→ **Stated goal**
Copy out each of the records below line for line, leaving every character unchanged.

===== Records for this exercise

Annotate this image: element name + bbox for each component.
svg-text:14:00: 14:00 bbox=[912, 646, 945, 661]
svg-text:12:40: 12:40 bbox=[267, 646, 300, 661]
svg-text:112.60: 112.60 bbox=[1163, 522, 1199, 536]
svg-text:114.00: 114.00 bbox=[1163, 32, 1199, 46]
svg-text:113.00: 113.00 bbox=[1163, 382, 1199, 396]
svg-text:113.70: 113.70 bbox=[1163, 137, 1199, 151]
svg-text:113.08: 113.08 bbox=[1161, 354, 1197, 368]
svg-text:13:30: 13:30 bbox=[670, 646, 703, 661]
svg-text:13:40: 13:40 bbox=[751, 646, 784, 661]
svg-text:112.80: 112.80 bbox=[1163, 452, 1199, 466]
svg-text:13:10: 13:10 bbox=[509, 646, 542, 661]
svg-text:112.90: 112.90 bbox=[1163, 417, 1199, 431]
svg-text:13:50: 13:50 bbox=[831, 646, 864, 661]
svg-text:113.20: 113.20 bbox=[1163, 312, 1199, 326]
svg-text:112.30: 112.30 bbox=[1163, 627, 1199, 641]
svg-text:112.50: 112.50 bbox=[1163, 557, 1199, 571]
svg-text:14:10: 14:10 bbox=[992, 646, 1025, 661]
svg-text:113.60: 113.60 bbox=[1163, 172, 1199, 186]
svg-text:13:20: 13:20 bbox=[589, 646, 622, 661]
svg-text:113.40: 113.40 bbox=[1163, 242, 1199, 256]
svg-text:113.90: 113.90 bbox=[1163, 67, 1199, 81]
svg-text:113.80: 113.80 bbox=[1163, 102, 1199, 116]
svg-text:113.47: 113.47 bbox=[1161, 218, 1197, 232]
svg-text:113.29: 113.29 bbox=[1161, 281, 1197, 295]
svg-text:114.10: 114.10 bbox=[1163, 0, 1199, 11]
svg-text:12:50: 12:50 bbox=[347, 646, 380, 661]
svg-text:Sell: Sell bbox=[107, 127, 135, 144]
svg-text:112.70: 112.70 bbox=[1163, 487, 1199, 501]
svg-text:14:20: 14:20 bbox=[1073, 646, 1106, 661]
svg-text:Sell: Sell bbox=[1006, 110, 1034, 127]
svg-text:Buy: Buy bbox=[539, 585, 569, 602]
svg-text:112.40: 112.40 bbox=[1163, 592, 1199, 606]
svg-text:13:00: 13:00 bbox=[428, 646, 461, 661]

==========

→ **Exercise answer**
Annotate this image: element name + bbox for each component.
svg-text:14:00: 14:00 bbox=[912, 646, 945, 661]
svg-text:12:40: 12:40 bbox=[267, 646, 300, 661]
svg-text:112.60: 112.60 bbox=[1163, 522, 1199, 536]
svg-text:114.00: 114.00 bbox=[1163, 32, 1199, 46]
svg-text:113.00: 113.00 bbox=[1163, 382, 1199, 396]
svg-text:113.70: 113.70 bbox=[1163, 137, 1199, 151]
svg-text:113.08: 113.08 bbox=[1161, 354, 1197, 368]
svg-text:13:30: 13:30 bbox=[670, 646, 703, 661]
svg-text:13:40: 13:40 bbox=[751, 646, 784, 661]
svg-text:112.80: 112.80 bbox=[1163, 452, 1199, 466]
svg-text:13:10: 13:10 bbox=[509, 646, 542, 661]
svg-text:112.90: 112.90 bbox=[1163, 417, 1199, 431]
svg-text:13:50: 13:50 bbox=[831, 646, 864, 661]
svg-text:113.20: 113.20 bbox=[1163, 312, 1199, 326]
svg-text:112.30: 112.30 bbox=[1163, 627, 1199, 641]
svg-text:112.50: 112.50 bbox=[1163, 557, 1199, 571]
svg-text:14:10: 14:10 bbox=[992, 646, 1025, 661]
svg-text:113.60: 113.60 bbox=[1163, 172, 1199, 186]
svg-text:13:20: 13:20 bbox=[589, 646, 622, 661]
svg-text:113.40: 113.40 bbox=[1163, 242, 1199, 256]
svg-text:113.90: 113.90 bbox=[1163, 67, 1199, 81]
svg-text:113.80: 113.80 bbox=[1163, 102, 1199, 116]
svg-text:113.47: 113.47 bbox=[1161, 218, 1197, 232]
svg-text:113.29: 113.29 bbox=[1161, 281, 1197, 295]
svg-text:114.10: 114.10 bbox=[1163, 0, 1199, 11]
svg-text:12:50: 12:50 bbox=[347, 646, 380, 661]
svg-text:Sell: Sell bbox=[107, 127, 135, 144]
svg-text:112.70: 112.70 bbox=[1163, 487, 1199, 501]
svg-text:14:20: 14:20 bbox=[1073, 646, 1106, 661]
svg-text:Sell: Sell bbox=[1006, 110, 1034, 127]
svg-text:Buy: Buy bbox=[539, 585, 569, 602]
svg-text:112.40: 112.40 bbox=[1163, 592, 1199, 606]
svg-text:13:00: 13:00 bbox=[428, 646, 461, 661]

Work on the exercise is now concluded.